◆ Available records

----------

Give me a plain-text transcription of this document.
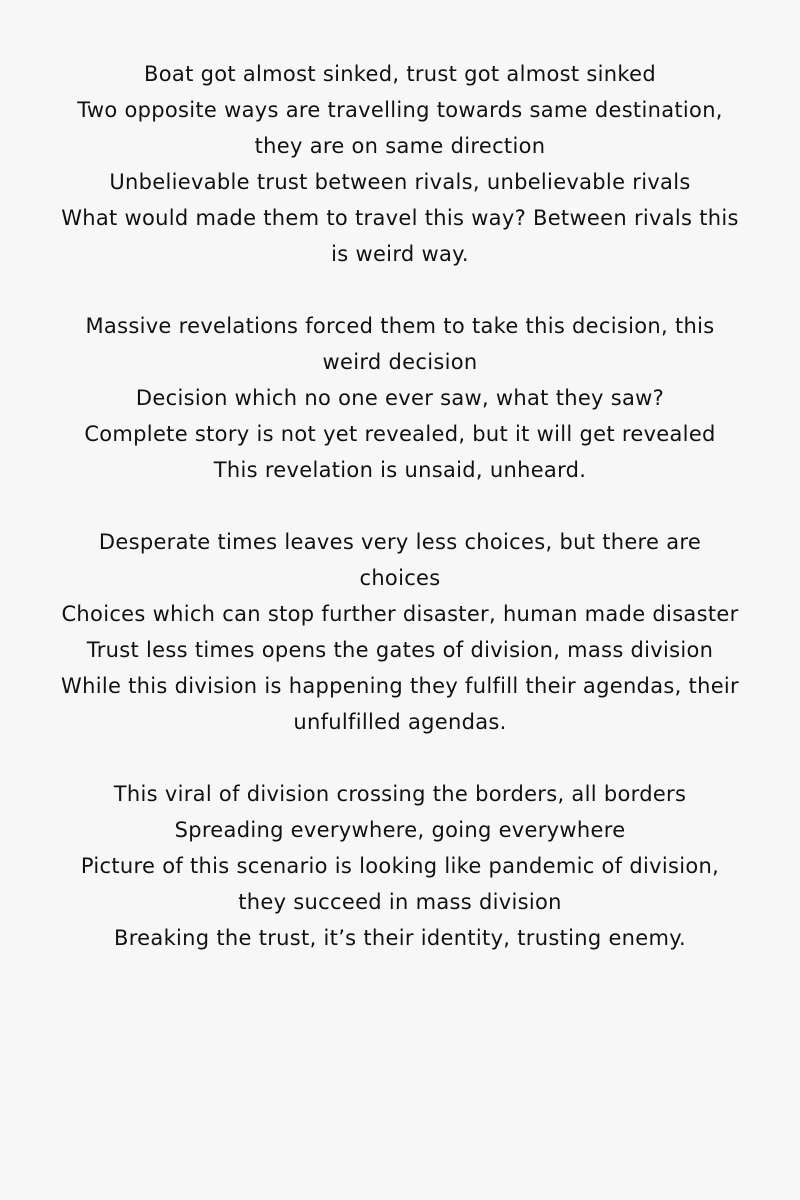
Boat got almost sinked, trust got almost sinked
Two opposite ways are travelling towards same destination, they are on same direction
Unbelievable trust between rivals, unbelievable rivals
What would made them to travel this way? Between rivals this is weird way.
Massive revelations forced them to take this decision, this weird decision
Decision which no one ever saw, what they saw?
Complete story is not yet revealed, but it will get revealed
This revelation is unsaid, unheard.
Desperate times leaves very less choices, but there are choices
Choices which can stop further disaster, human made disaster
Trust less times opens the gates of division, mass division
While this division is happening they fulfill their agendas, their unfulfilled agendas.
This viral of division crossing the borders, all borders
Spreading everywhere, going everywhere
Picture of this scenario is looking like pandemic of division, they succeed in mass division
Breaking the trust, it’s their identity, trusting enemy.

----------

Look through the data above for the string "weird" and copy every line where it appears.

◆ Answer section
What would made them to travel this way? Between rivals this is weird way.
Massive revelations forced them to take this decision, this weird decision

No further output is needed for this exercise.